AIM. Repeat the listing in full, preserving every character.

MATERIAL PROVIDED.
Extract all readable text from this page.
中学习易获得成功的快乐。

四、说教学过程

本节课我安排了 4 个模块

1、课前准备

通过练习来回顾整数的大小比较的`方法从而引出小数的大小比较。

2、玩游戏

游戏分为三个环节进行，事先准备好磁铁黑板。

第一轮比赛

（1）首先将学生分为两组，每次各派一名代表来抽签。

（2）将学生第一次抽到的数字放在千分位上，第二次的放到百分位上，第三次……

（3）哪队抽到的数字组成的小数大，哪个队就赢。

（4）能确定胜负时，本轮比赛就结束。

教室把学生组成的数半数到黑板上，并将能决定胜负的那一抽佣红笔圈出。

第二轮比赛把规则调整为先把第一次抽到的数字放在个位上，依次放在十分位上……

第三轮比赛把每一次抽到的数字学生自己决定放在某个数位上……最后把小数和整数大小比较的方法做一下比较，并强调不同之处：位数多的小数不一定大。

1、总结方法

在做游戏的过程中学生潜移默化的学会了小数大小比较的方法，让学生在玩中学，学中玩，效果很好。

ANSWER TO THE EXERCISE.
Extract all readable text from this page.
中学习易获得成功的快乐。

四、说教学过程

本节课我安排了 4 个模块

1、课前准备

通过练习来回顾整数的大小比较的`方法从而引出小数的大小比较。

2、玩游戏

游戏分为三个环节进行，事先准备好磁铁黑板。

第一轮比赛

（1）首先将学生分为两组，每次各派一名代表来抽签。

（2）将学生第一次抽到的数字放在千分位上，第二次的放到百分位上，第三次……

（3）哪队抽到的数字组成的小数大，哪个队就赢。

（4）能确定胜负时，本轮比赛就结束。

教室把学生组成的数半数到黑板上，并将能决定胜负的那一抽佣红笔圈出。

第二轮比赛把规则调整为先把第一次抽到的数字放在个位上，依次放在十分位上……

第三轮比赛把每一次抽到的数字学生自己决定放在某个数位上……最后把小数和整数大小比较的方法做一下比较，并强调不同之处：位数多的小数不一定大。

1、总结方法

在做游戏的过程中学生潜移默化的学会了小数大小比较的方法，让学生在玩中学，学中玩，效果很好。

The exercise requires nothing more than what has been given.